▼

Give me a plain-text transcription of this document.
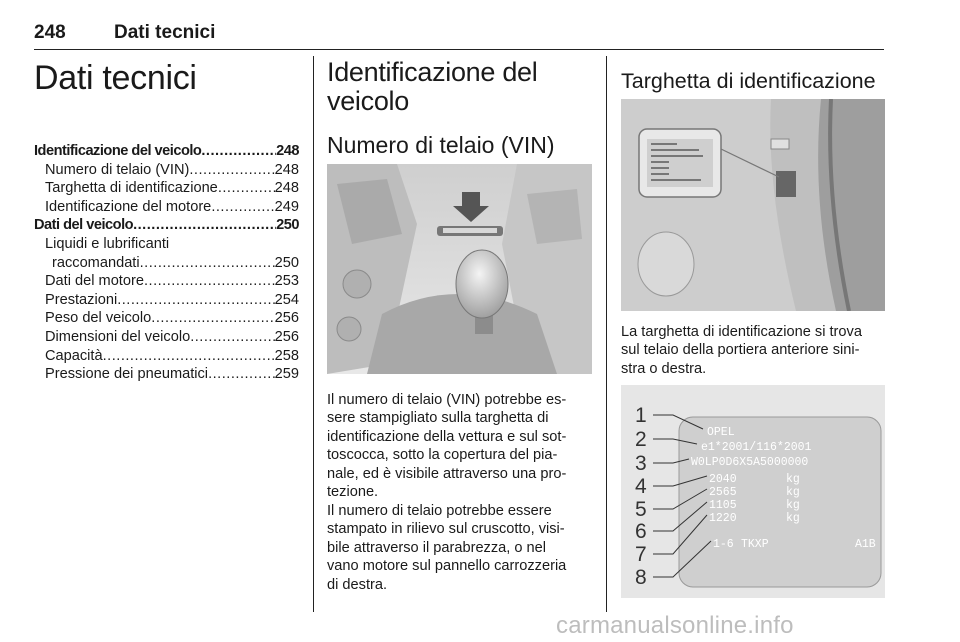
248	Dati tecnici
Dati tecnici
Identificazione del veicolo .....	248
Numero di telaio (VIN) .....	248
Targhetta di identificazione .....	248
Identificazione del motore .....	249
Dati del veicolo .....	250
Liquidi e lubrificanti
raccomandati .....	250
Dati del motore .....	253
Prestazioni .....	254
Peso del veicolo .....	256
Dimensioni del veicolo .....	256
Capacità .....	258
Pressione dei pneumatici .....	259
Identificazione del
veicolo
Numero di telaio (VIN)

Il numero di telaio (VIN) potrebbe es-
sere stampigliato sulla targhetta di
identificazione della vettura e sul sot-
toscocca, sotto la copertura del pia-
nale, ed è visibile attraverso una pro-
tezione.

Il numero di telaio potrebbe essere
stampato in rilievo sul cruscotto, visi-
bile attraverso il parabrezza, o nel
vano motore sul pannello carrozzeria
di destra.

Targhetta di identificazione

La targhetta di identificazione si trova
sul telaio della portiera anteriore sini-
stra o destra.

1
2
3
4
5
6
7
8
OPEL
e1*2001/116*2001
W0LP0D6X5A5000000
2040	kg
2565	kg
1105	kg
1220	kg
1-6 TKXP	A1B
carmanualsonline.info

▲

> WHAT THE TASK ASKS
Will you restate every entry word for word and omit the images?

> RESULT OF THIS TASK
Give me a plain-text transcription of this document.
248	Dati tecnici
Dati tecnici
Identificazione del veicolo .....	248
Numero di telaio (VIN) .....	248
Targhetta di identificazione .....	248
Identificazione del motore .....	249
Dati del veicolo .....	250
Liquidi e lubrificanti
raccomandati .....	250
Dati del motore .....	253
Prestazioni .....	254
Peso del veicolo .....	256
Dimensioni del veicolo .....	256
Capacità .....	258
Pressione dei pneumatici .....	259
Identificazione del
veicolo
Numero di telaio (VIN)

Il numero di telaio (VIN) potrebbe es-
sere stampigliato sulla targhetta di
identificazione della vettura e sul sot-
toscocca, sotto la copertura del pia-
nale, ed è visibile attraverso una pro-
tezione.

Il numero di telaio potrebbe essere
stampato in rilievo sul cruscotto, visi-
bile attraverso il parabrezza, o nel
vano motore sul pannello carrozzeria
di destra.

Targhetta di identificazione

La targhetta di identificazione si trova
sul telaio della portiera anteriore sini-
stra o destra.

1
2
3
4
5
6
7
8
OPEL
e1*2001/116*2001
W0LP0D6X5A5000000
2040	kg
2565	kg
1105	kg
1220	kg
1-6 TKXP	A1B
carmanualsonline.info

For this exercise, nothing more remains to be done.